→ **Problem**
Tally the lines holding the word "data" and state the count by itself.

→ **Entries**
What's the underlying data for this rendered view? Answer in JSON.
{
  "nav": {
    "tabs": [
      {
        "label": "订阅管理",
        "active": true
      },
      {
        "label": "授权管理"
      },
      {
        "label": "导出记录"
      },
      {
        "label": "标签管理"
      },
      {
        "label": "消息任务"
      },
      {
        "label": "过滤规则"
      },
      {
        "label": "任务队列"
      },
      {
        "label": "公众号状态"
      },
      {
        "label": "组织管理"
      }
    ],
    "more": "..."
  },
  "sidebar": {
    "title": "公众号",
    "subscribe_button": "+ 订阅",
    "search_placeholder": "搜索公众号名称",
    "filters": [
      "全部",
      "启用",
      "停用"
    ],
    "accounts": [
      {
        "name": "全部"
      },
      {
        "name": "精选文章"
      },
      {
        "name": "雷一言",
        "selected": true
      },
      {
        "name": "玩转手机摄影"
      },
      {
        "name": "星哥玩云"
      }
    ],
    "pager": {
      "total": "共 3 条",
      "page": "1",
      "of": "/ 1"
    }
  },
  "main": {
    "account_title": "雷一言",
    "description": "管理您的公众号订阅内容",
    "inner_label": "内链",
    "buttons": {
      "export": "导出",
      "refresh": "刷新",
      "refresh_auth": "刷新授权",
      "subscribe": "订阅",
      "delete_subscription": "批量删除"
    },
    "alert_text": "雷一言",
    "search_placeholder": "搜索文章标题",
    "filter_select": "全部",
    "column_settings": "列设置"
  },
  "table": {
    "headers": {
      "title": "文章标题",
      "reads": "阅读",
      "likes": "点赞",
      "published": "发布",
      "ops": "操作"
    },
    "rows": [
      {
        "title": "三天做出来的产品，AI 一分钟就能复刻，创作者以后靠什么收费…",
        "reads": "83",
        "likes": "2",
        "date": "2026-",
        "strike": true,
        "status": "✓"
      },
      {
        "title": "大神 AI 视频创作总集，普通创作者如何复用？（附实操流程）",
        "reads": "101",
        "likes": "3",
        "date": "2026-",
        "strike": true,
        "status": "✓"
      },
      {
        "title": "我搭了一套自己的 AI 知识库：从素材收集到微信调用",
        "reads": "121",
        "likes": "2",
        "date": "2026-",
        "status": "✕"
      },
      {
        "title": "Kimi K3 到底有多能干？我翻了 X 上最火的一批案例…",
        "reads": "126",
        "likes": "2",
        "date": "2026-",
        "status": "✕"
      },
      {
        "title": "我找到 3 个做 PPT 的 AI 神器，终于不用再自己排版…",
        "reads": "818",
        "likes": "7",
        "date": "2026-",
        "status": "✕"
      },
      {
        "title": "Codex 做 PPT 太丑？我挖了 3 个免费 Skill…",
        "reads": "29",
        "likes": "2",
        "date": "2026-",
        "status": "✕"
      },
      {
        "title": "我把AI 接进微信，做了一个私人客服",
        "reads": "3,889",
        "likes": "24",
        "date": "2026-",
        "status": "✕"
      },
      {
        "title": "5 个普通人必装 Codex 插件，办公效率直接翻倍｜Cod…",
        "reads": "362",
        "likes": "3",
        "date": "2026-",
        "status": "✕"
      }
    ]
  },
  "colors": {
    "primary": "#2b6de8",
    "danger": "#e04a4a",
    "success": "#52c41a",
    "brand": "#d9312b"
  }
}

--

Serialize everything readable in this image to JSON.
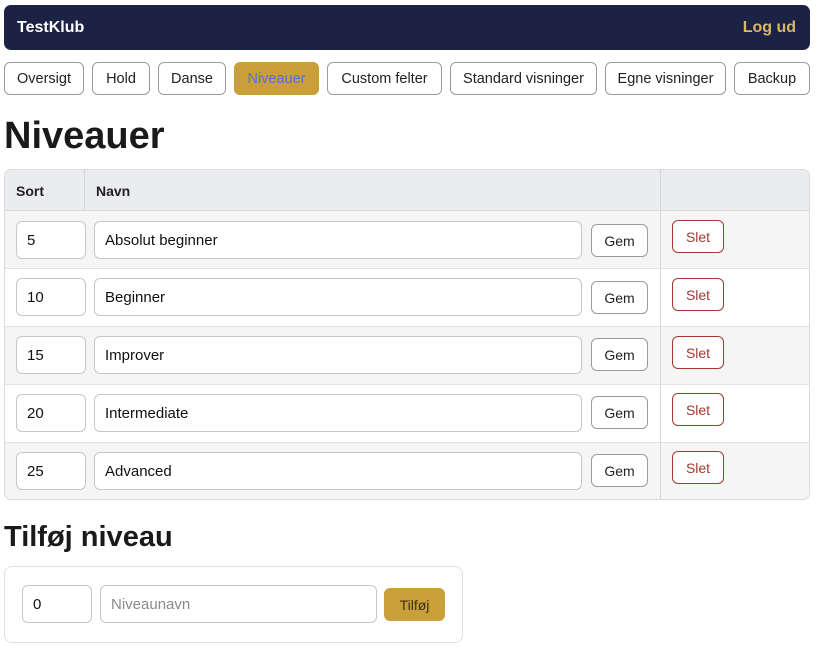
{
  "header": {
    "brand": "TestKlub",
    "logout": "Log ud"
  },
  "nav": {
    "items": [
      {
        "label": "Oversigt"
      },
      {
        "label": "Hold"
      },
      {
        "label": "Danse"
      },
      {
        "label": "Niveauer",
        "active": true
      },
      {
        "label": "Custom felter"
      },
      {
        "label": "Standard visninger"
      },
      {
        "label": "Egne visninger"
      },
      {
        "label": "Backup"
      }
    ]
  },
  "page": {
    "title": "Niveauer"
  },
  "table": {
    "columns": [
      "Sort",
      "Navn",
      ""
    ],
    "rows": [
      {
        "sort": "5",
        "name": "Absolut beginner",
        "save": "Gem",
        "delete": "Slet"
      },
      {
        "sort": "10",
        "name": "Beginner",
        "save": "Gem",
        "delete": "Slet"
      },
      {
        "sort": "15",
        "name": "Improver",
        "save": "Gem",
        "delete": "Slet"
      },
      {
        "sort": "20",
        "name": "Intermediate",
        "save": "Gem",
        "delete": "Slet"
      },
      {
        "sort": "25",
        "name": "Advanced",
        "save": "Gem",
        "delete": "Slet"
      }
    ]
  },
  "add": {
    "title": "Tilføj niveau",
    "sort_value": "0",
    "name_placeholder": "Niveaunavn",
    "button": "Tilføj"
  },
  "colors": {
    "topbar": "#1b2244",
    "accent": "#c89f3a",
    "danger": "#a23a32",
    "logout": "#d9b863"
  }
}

--

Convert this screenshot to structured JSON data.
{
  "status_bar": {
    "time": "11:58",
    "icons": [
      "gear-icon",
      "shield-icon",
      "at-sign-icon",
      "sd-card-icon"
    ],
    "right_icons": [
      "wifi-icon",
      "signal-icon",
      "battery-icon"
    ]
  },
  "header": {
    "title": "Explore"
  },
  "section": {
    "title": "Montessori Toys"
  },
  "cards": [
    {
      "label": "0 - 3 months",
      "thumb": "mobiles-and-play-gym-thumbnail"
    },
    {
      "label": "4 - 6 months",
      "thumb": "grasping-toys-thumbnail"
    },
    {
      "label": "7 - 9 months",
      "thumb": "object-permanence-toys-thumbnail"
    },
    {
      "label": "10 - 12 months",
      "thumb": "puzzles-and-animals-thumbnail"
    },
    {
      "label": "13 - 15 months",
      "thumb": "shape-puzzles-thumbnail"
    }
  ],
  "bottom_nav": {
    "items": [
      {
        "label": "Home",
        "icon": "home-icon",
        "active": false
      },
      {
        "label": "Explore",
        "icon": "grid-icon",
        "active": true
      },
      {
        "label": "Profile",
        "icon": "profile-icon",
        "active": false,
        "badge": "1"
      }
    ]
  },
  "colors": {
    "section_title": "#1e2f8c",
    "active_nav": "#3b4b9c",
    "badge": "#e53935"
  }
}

→ **Expected answer**
2